— Start of Stored rows —
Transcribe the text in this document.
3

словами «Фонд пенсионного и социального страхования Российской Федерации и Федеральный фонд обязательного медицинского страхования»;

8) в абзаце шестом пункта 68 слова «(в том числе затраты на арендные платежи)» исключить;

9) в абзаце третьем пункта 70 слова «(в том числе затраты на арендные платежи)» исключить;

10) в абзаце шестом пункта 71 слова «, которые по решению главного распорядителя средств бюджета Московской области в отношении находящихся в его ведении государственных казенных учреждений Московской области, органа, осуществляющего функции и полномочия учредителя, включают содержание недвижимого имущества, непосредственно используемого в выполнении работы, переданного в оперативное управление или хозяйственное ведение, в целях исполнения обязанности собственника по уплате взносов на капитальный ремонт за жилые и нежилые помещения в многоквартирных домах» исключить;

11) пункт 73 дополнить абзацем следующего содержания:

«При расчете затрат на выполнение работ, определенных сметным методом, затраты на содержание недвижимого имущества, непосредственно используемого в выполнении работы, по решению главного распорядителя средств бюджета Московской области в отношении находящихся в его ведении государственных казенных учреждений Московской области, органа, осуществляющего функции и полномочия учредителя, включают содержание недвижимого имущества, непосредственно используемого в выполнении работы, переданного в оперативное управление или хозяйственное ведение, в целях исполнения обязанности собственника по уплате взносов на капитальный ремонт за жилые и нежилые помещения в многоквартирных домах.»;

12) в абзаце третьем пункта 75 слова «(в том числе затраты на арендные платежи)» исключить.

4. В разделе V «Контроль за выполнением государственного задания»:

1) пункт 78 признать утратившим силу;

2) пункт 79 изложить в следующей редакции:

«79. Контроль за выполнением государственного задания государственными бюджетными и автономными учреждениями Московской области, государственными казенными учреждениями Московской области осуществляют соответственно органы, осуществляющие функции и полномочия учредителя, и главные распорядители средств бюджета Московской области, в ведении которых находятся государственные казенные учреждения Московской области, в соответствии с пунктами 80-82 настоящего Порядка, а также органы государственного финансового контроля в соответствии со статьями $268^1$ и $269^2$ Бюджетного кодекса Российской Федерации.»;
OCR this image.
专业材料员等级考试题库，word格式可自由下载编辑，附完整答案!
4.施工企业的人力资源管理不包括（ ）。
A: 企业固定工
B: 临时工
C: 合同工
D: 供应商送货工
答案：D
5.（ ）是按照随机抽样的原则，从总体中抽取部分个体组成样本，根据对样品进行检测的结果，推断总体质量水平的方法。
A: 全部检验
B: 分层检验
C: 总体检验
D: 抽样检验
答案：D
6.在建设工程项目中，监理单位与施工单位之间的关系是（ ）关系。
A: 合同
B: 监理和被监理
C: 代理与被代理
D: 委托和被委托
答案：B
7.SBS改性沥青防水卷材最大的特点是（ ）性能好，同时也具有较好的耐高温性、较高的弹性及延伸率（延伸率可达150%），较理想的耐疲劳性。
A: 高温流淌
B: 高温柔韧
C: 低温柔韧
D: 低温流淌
— End of Stored rows —
Problem details: Examine the entries and report how many of their lines contain the string "задания", giving no more than the number.

The reply: 2